_Prompt_:
Copy the lines from the one containing "candle-up <box>634 1038 640 1041</box>" through the one containing "candle-down <box>507 995 513 1000</box>", keeping both of those lines and reproducing each one character for character.

++++ Provided material ++++

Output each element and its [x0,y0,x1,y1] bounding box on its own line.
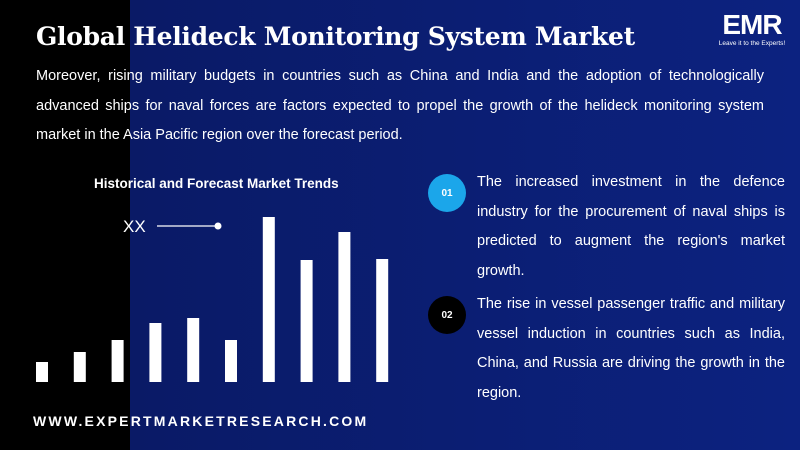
point-number: 02 [428,296,466,334]
bar [111,340,124,382]
chart-title: Historical and Forecast Market Trends [94,176,339,191]
bar [73,352,86,382]
bar [338,232,351,382]
title: Global Helideck Monitoring System Market [36,22,635,51]
point-number: 01 [428,174,466,212]
bar [149,323,162,382]
bar [187,318,200,382]
bar [36,362,48,382]
paragraph: Moreover, rising military budgets in cou… [36,68,764,143]
point-text: The rise in vessel passenger traffic and… [477,296,785,401]
logo-tagline: Leave it to the Experts! [718,40,786,47]
annotation: XX [123,217,146,236]
logo-name: EMR [722,9,782,40]
logo: EMR Leave it to the Experts! [710,10,794,48]
point-text: The increased investment in the defence … [477,174,785,279]
bar [262,217,275,382]
bar [225,340,237,382]
bar [300,260,313,382]
bar [376,259,389,382]
annotation-dot [214,222,222,230]
website: WWW.EXPERTMARKETRESEARCH.COM [33,413,369,429]
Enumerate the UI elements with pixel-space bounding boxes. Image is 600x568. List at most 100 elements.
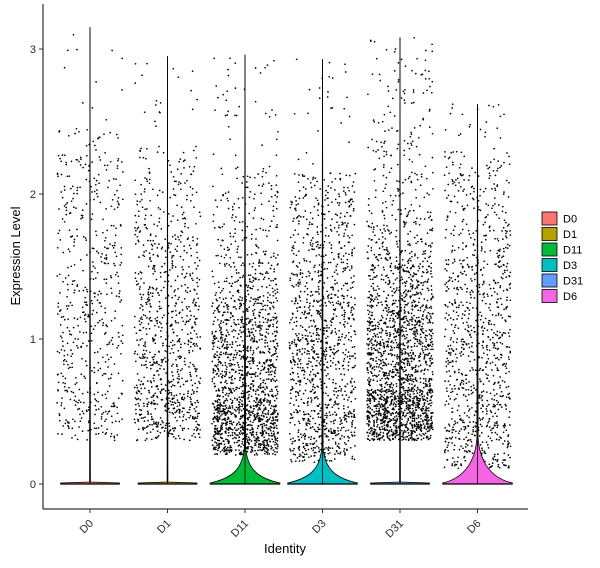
jitter-point bbox=[221, 413, 223, 416]
jitter-point bbox=[343, 343, 345, 346]
jitter-point bbox=[240, 409, 243, 412]
jitter-point bbox=[80, 345, 83, 348]
jitter-point bbox=[253, 413, 256, 416]
jitter-point bbox=[225, 346, 228, 348]
jitter-point bbox=[63, 385, 66, 388]
jitter-point bbox=[307, 112, 309, 115]
jitter-point bbox=[213, 376, 216, 378]
jitter-point bbox=[220, 244, 222, 247]
jitter-point bbox=[227, 434, 230, 437]
jitter-point bbox=[297, 158, 300, 161]
jitter-point bbox=[315, 245, 318, 248]
jitter-point bbox=[291, 316, 294, 319]
jitter-point bbox=[196, 251, 198, 254]
jitter-point bbox=[412, 89, 415, 91]
jitter-point bbox=[174, 279, 177, 282]
jitter-point bbox=[217, 309, 219, 311]
jitter-point bbox=[263, 408, 266, 410]
jitter-point bbox=[336, 403, 339, 406]
jitter-point bbox=[100, 425, 103, 427]
jitter-point bbox=[317, 397, 319, 400]
jitter-point bbox=[311, 426, 314, 428]
jitter-point bbox=[258, 326, 260, 329]
jitter-point bbox=[430, 341, 432, 344]
jitter-point bbox=[182, 258, 185, 261]
jitter-point bbox=[277, 130, 279, 133]
jitter-point bbox=[291, 340, 294, 343]
jitter-point bbox=[247, 371, 249, 373]
jitter-point bbox=[313, 391, 316, 394]
jitter-point bbox=[296, 349, 299, 352]
jitter-point bbox=[110, 287, 113, 290]
jitter-point bbox=[194, 323, 197, 326]
jitter-point bbox=[231, 379, 233, 381]
jitter-point bbox=[146, 227, 149, 230]
jitter-point bbox=[262, 404, 265, 407]
jitter-point bbox=[313, 397, 316, 400]
jitter-point bbox=[161, 427, 163, 429]
jitter-point bbox=[315, 395, 318, 398]
jitter-point bbox=[95, 81, 97, 83]
jitter-point bbox=[197, 297, 200, 300]
jitter-point bbox=[65, 360, 68, 363]
jitter-point bbox=[259, 373, 261, 375]
jitter-point bbox=[402, 423, 404, 426]
jitter-point bbox=[329, 297, 332, 300]
jitter-point bbox=[240, 256, 242, 259]
jitter-point bbox=[250, 424, 253, 427]
jitter-point bbox=[233, 441, 236, 444]
jitter-point bbox=[77, 324, 79, 327]
jitter-point bbox=[167, 247, 170, 249]
jitter-point bbox=[425, 406, 427, 408]
jitter-point bbox=[406, 324, 409, 326]
jitter-point bbox=[251, 353, 254, 356]
jitter-point bbox=[304, 334, 307, 337]
jitter-point bbox=[252, 434, 255, 436]
jitter-point bbox=[409, 230, 412, 233]
jitter-point bbox=[327, 366, 329, 369]
jitter-point bbox=[329, 172, 332, 175]
jitter-point bbox=[273, 371, 276, 373]
jitter-point bbox=[301, 460, 304, 462]
jitter-point bbox=[265, 426, 268, 429]
jitter-point bbox=[255, 433, 258, 436]
jitter-point bbox=[377, 358, 380, 361]
jitter-point bbox=[276, 226, 278, 229]
jitter-point bbox=[258, 329, 261, 332]
jitter-point bbox=[379, 393, 382, 396]
jitter-point bbox=[197, 308, 200, 311]
jitter-point bbox=[140, 303, 142, 306]
jitter-point bbox=[173, 343, 176, 346]
jitter-point bbox=[214, 369, 217, 372]
jitter-point bbox=[341, 306, 343, 308]
jitter-point bbox=[314, 375, 317, 378]
jitter-point bbox=[297, 366, 299, 369]
jitter-point bbox=[343, 186, 345, 189]
jitter-point bbox=[134, 315, 136, 318]
jitter-point bbox=[174, 437, 177, 440]
jitter-point bbox=[110, 405, 113, 408]
jitter-point bbox=[239, 423, 242, 426]
jitter-point bbox=[136, 339, 138, 341]
jitter-point bbox=[339, 453, 341, 455]
jitter-point bbox=[258, 302, 260, 305]
jitter-point bbox=[221, 345, 224, 348]
jitter-point bbox=[302, 411, 305, 413]
jitter-point bbox=[326, 341, 328, 344]
jitter-point bbox=[275, 409, 277, 412]
jitter-point bbox=[152, 272, 155, 275]
jitter-point bbox=[149, 431, 152, 433]
jitter-point bbox=[185, 321, 188, 324]
jitter-point bbox=[116, 434, 119, 436]
jitter-point bbox=[149, 316, 152, 319]
jitter-point bbox=[195, 333, 198, 335]
jitter-point bbox=[103, 262, 106, 264]
jitter-point bbox=[310, 435, 313, 438]
jitter-point bbox=[301, 417, 304, 420]
jitter-point bbox=[233, 219, 236, 222]
jitter-point bbox=[307, 178, 309, 180]
jitter-point bbox=[269, 371, 272, 373]
jitter-point bbox=[256, 302, 259, 305]
jitter-point bbox=[117, 344, 120, 347]
jitter-point bbox=[238, 379, 241, 382]
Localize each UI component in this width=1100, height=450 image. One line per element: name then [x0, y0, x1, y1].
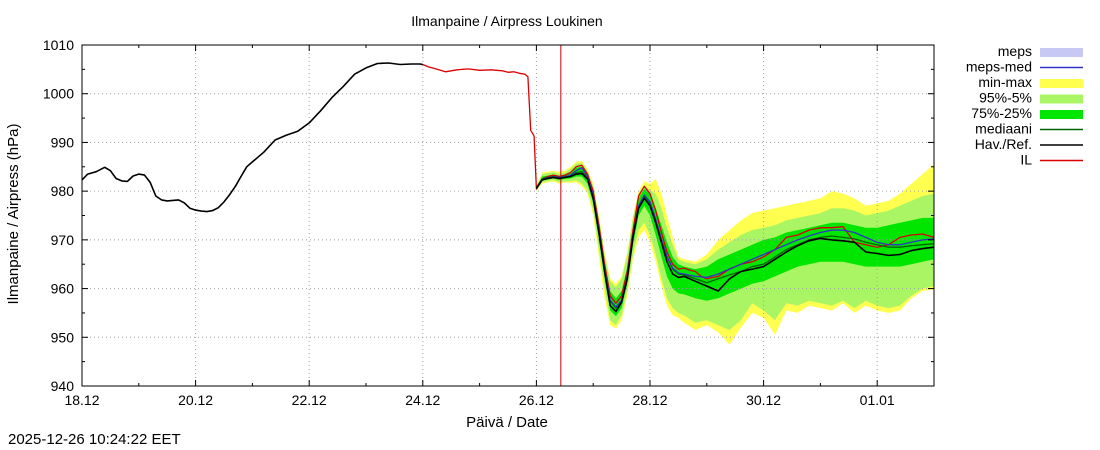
- legend-label-observed: Hav./Ref.: [975, 136, 1032, 152]
- x-tick-label: 01.01: [860, 392, 895, 408]
- y-tick-label: 1010: [43, 37, 74, 53]
- legend-swatch-p95_5: [1040, 94, 1083, 104]
- legend-label-p95_5: 95%-5%: [979, 90, 1032, 106]
- legend-label-meps: meps: [998, 43, 1032, 59]
- series-layer: [81, 62, 935, 313]
- legend-label-p75_25: 75%-25%: [971, 105, 1032, 121]
- series-line-observed: [81, 62, 423, 213]
- series-line-meps_med: [535, 167, 935, 308]
- x-tick-label: 28.12: [632, 392, 667, 408]
- series-line-mediaani: [535, 171, 935, 309]
- legend-label-mediaani: mediaani: [975, 121, 1032, 137]
- chart-title: Ilmanpaine / Airpress Loukinen: [411, 13, 602, 29]
- y-tick-label: 980: [51, 183, 75, 199]
- x-tick-label: 22.12: [292, 392, 327, 408]
- tick-layer: 940 950 960 970 980 990 1000 1010 18.12 20.12 22.1…: [43, 37, 934, 408]
- x-tick-label: 30.12: [746, 392, 781, 408]
- y-tick-label: 970: [51, 232, 75, 248]
- legend-swatch-meps: [1040, 48, 1083, 57]
- y-axis-label: Ilmanpaine / Airpress (hPa): [5, 124, 22, 305]
- legend-swatch-p75_25: [1040, 110, 1083, 119]
- legend: mepsmeps-medmin-max95%-5%75%-25%mediaani…: [966, 43, 1083, 168]
- legend-label-meps_med: meps-med: [966, 59, 1032, 75]
- legend-swatch-min_max: [1040, 79, 1083, 88]
- x-tick-label: 24.12: [405, 392, 440, 408]
- legend-label-il: IL: [1020, 152, 1032, 168]
- series-line-observed: [535, 172, 935, 313]
- x-tick-label: 26.12: [519, 392, 554, 408]
- y-tick-label: 940: [51, 378, 75, 394]
- y-tick-label: 960: [51, 281, 75, 297]
- y-tick-label: 990: [51, 134, 75, 150]
- y-tick-label: 950: [51, 329, 75, 345]
- x-tick-label: 18.12: [64, 392, 99, 408]
- timestamp: 2025-12-26 10:24:22 EET: [8, 431, 181, 448]
- x-tick-label: 20.12: [178, 392, 213, 408]
- legend-label-min_max: min-max: [978, 74, 1032, 90]
- x-axis-label: Päivä / Date: [466, 414, 548, 431]
- y-tick-label: 1000: [43, 86, 74, 102]
- grid-layer: [82, 45, 934, 386]
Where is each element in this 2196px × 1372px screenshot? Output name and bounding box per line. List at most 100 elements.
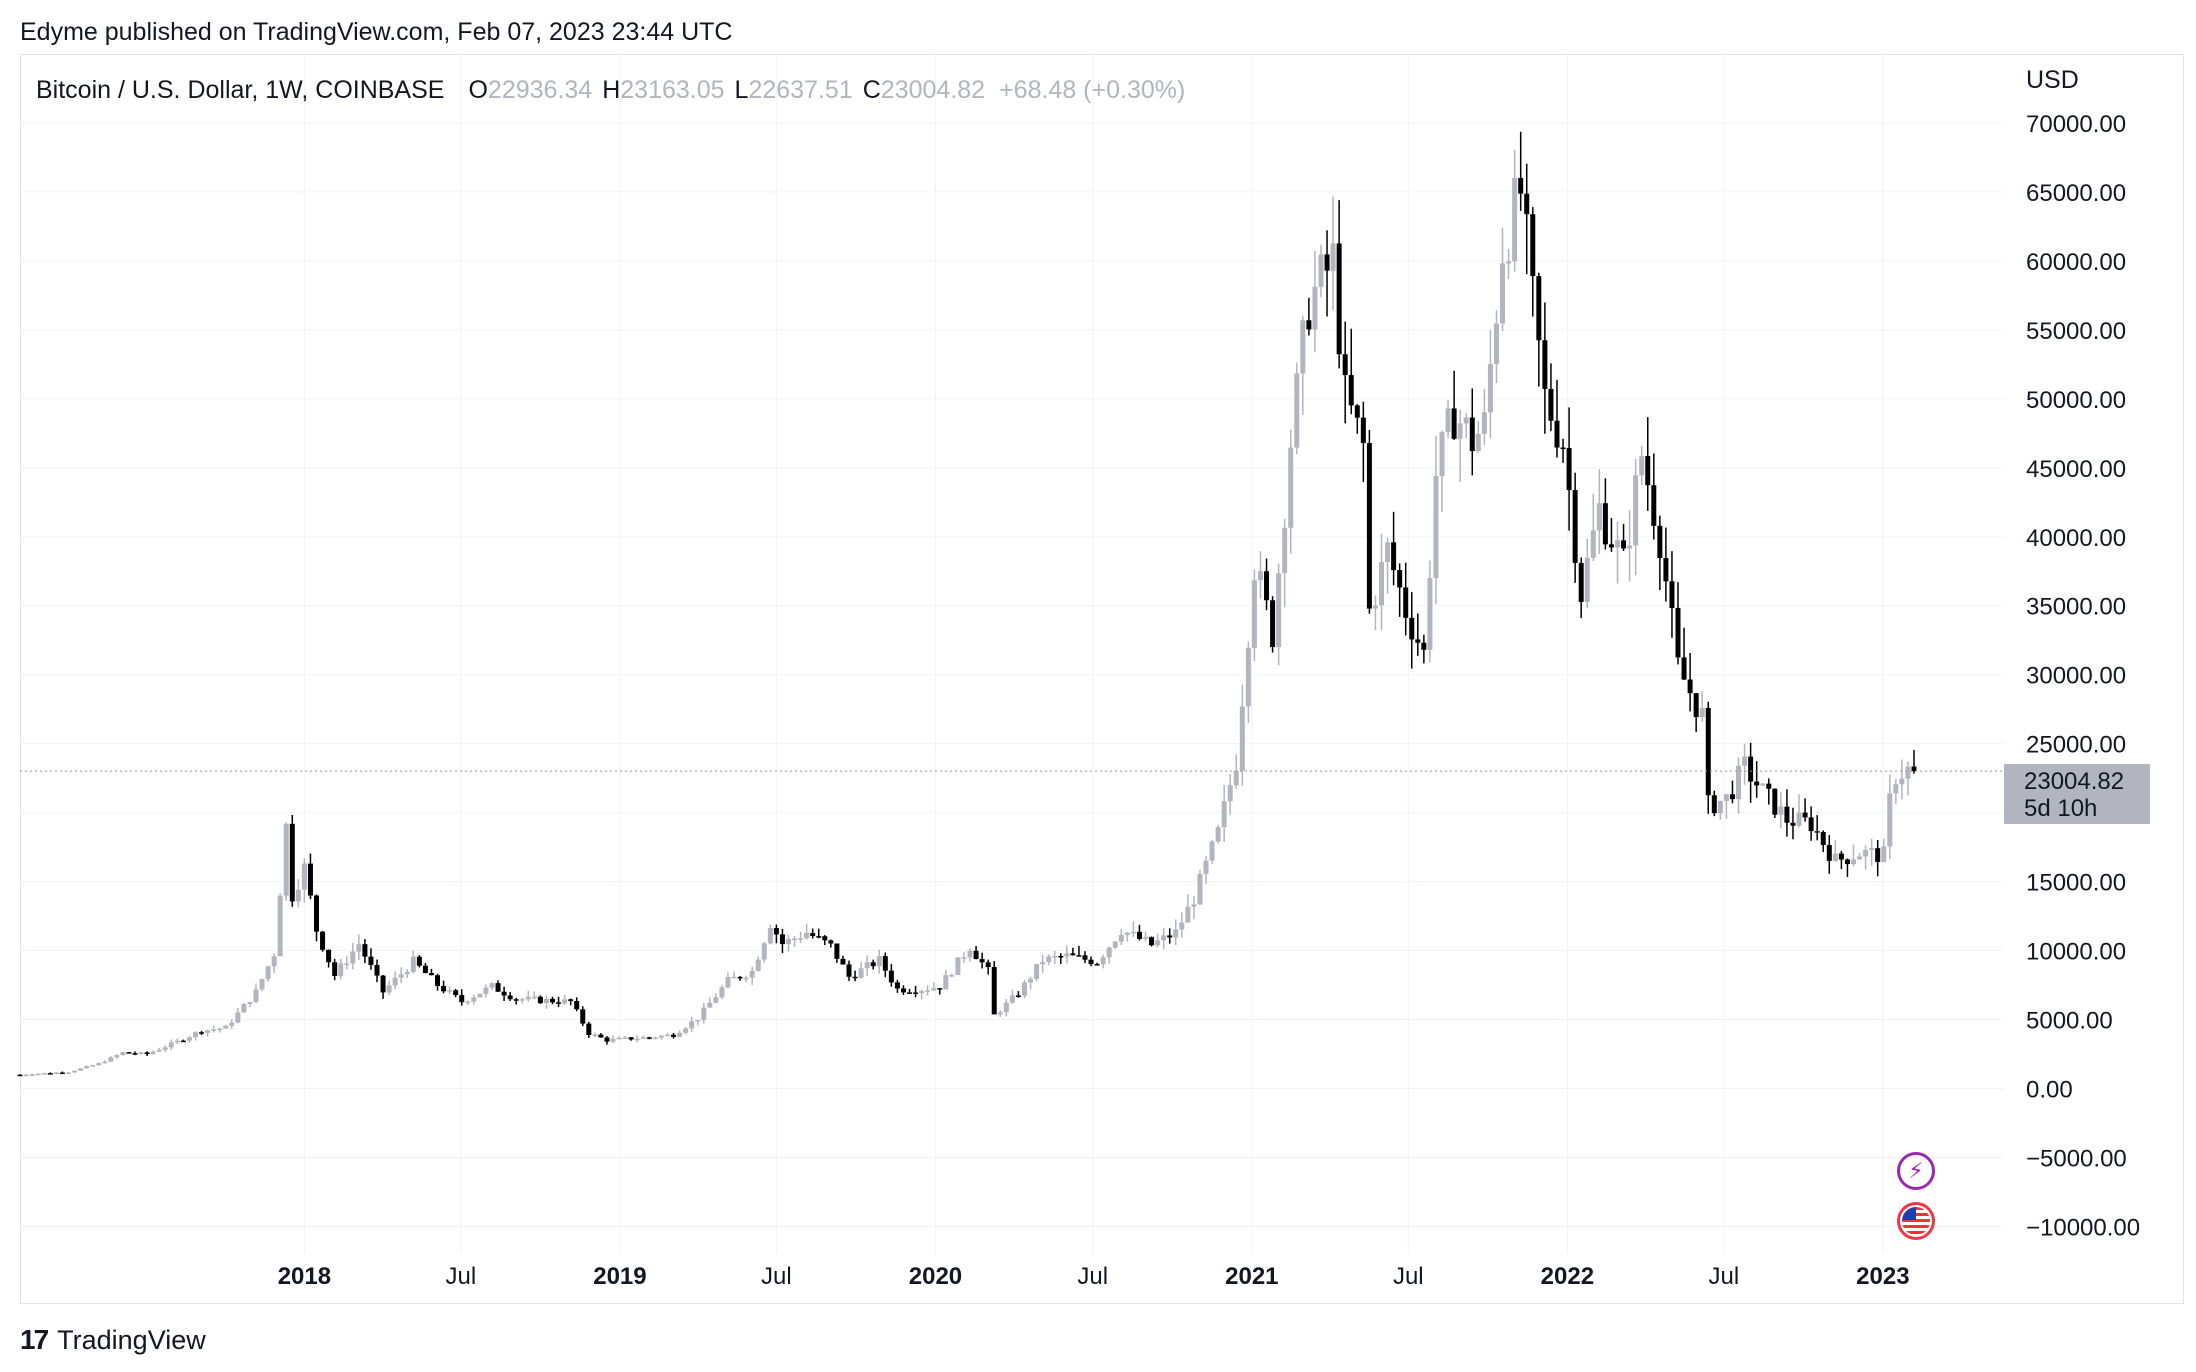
candle-up <box>634 1038 640 1041</box>
candle-up <box>1197 873 1203 905</box>
lightning-icon[interactable]: ⚡ <box>1897 1152 1935 1190</box>
candle-up <box>205 1030 211 1033</box>
candle-up <box>1596 503 1602 531</box>
candle-down <box>816 936 822 938</box>
candle-up <box>1427 578 1433 650</box>
us-flag-icon[interactable] <box>1897 1202 1935 1240</box>
candle-up <box>483 987 489 994</box>
candle-down <box>1814 831 1820 833</box>
candle-up <box>658 1035 664 1038</box>
candle-up <box>925 990 931 992</box>
candle-down <box>1748 756 1754 782</box>
candle-down <box>1469 417 1475 452</box>
candle-up <box>955 957 961 975</box>
y-tick-label: −10000.00 <box>2026 1214 2140 1241</box>
candle-up <box>1034 964 1040 979</box>
candle-down <box>1409 617 1415 640</box>
candle-up <box>162 1047 168 1050</box>
x-tick-label: Jul <box>1393 1263 1424 1290</box>
candle-up <box>1385 542 1391 563</box>
y-tick-label: 55000.00 <box>2026 318 2126 345</box>
candle-up <box>1009 995 1015 1003</box>
candle-up <box>1118 935 1124 942</box>
candle-down <box>1070 953 1076 956</box>
candle-down <box>1657 525 1663 559</box>
y-tick-label: 45000.00 <box>2026 456 2126 483</box>
candle-down <box>368 956 374 966</box>
candle-down <box>1076 955 1082 957</box>
y-tick-label: 15000.00 <box>2026 870 2126 897</box>
candle-down <box>1911 766 1917 772</box>
last-price-value: 23004.82 <box>2024 768 2125 795</box>
candle-up <box>120 1052 126 1056</box>
candle-down <box>1094 964 1100 966</box>
candle-up <box>344 963 350 965</box>
candle-down <box>628 1037 634 1040</box>
x-tick-label: 2018 <box>278 1263 331 1290</box>
candle-down <box>1554 420 1560 448</box>
candle-down <box>1681 657 1687 680</box>
candle-down <box>1167 935 1173 938</box>
candle-down <box>586 1023 592 1035</box>
candle-down <box>507 995 513 1000</box>
y-tick-label: 60000.00 <box>2026 249 2126 276</box>
candle-up <box>997 1012 1003 1015</box>
candle-up <box>489 983 495 988</box>
tradingview-brand[interactable]: 17 TradingView <box>20 1324 206 1356</box>
tradingview-logo-icon: 17 <box>20 1324 49 1355</box>
candle-down <box>580 1009 586 1024</box>
candle-up <box>1439 432 1445 477</box>
candle-down <box>810 933 816 937</box>
candle-down <box>1766 783 1772 789</box>
candle-up <box>1245 647 1251 707</box>
candle-up <box>1760 783 1766 786</box>
candle-up <box>1191 904 1197 907</box>
candle-up <box>235 1012 241 1023</box>
candle-down <box>1524 193 1530 215</box>
candle-up <box>65 1072 71 1074</box>
candle-down <box>646 1037 652 1039</box>
candle-up <box>1288 447 1294 528</box>
candle-down <box>47 1073 53 1075</box>
candle-down <box>362 944 368 957</box>
candle-up <box>767 928 773 944</box>
candle-up <box>1203 860 1209 874</box>
low-value: 22637.51 <box>748 76 853 104</box>
candle-up <box>1300 320 1306 374</box>
candle-down <box>568 999 574 1001</box>
candle-up <box>114 1055 120 1058</box>
candle-up <box>338 963 344 976</box>
candle-down <box>913 992 919 994</box>
currency-label[interactable]: USD <box>2026 66 2079 94</box>
candle-down <box>779 934 785 945</box>
candle-up <box>295 889 301 902</box>
candle-up <box>156 1049 162 1052</box>
change-value: +68.48 (+0.30%) <box>999 76 1186 104</box>
bar-countdown: 5d 10h <box>2024 795 2098 822</box>
candle-up <box>259 979 265 990</box>
candle-down <box>17 1074 23 1077</box>
candle-up <box>168 1042 174 1048</box>
candle-down <box>1711 795 1717 814</box>
candle-up <box>876 956 882 967</box>
candle-down <box>1772 788 1778 815</box>
candle-down <box>834 943 840 959</box>
candle-up <box>1832 853 1838 861</box>
candle-down <box>1306 320 1312 330</box>
candle-up <box>707 1002 713 1008</box>
candle-up <box>1796 812 1802 826</box>
candle-down <box>1784 806 1790 823</box>
candle-down <box>441 985 447 992</box>
candle-down <box>737 976 743 979</box>
candle-down <box>1651 485 1657 526</box>
candle-down <box>1566 447 1572 491</box>
candle-down <box>513 999 519 1001</box>
x-tick-label: Jul <box>1077 1263 1108 1290</box>
candle-down <box>1844 859 1850 865</box>
candle-up <box>465 1001 471 1004</box>
symbol-description[interactable]: Bitcoin / U.S. Dollar, 1W, COINBASE <box>36 76 445 104</box>
candle-up <box>84 1066 90 1069</box>
candle-up <box>610 1038 616 1042</box>
candle-up <box>1221 801 1227 828</box>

++++

_Problem solution_:
candle-up <box>634 1038 640 1041</box>
candle-up <box>1197 873 1203 905</box>
lightning-icon[interactable]: ⚡ <box>1897 1152 1935 1190</box>
candle-up <box>205 1030 211 1033</box>
candle-up <box>1596 503 1602 531</box>
candle-down <box>816 936 822 938</box>
candle-up <box>1427 578 1433 650</box>
us-flag-icon[interactable] <box>1897 1202 1935 1240</box>
candle-up <box>483 987 489 994</box>
candle-down <box>1814 831 1820 833</box>
candle-up <box>658 1035 664 1038</box>
candle-up <box>925 990 931 992</box>
candle-down <box>1748 756 1754 782</box>
candle-down <box>1469 417 1475 452</box>
candle-up <box>955 957 961 975</box>
y-tick-label: −10000.00 <box>2026 1214 2140 1241</box>
candle-up <box>1034 964 1040 979</box>
candle-down <box>1409 617 1415 640</box>
candle-up <box>162 1047 168 1050</box>
x-tick-label: Jul <box>1393 1263 1424 1290</box>
candle-up <box>1385 542 1391 563</box>
y-tick-label: 55000.00 <box>2026 318 2126 345</box>
candle-up <box>1009 995 1015 1003</box>
candle-up <box>1118 935 1124 942</box>
candle-down <box>1070 953 1076 956</box>
candle-down <box>1657 525 1663 559</box>
y-tick-label: 45000.00 <box>2026 456 2126 483</box>
candle-down <box>368 956 374 966</box>
candle-down <box>1076 955 1082 957</box>
y-tick-label: 15000.00 <box>2026 870 2126 897</box>
candle-down <box>1911 766 1917 772</box>
last-price-value: 23004.82 <box>2024 768 2125 795</box>
candle-up <box>120 1052 126 1056</box>
candle-down <box>1094 964 1100 966</box>
candle-up <box>344 963 350 965</box>
candle-down <box>628 1037 634 1040</box>
x-tick-label: 2018 <box>278 1263 331 1290</box>
candle-down <box>1554 420 1560 448</box>
candle-down <box>1681 657 1687 680</box>
candle-down <box>1167 935 1173 938</box>
candle-down <box>586 1023 592 1035</box>
candle-down <box>507 995 513 1000</box>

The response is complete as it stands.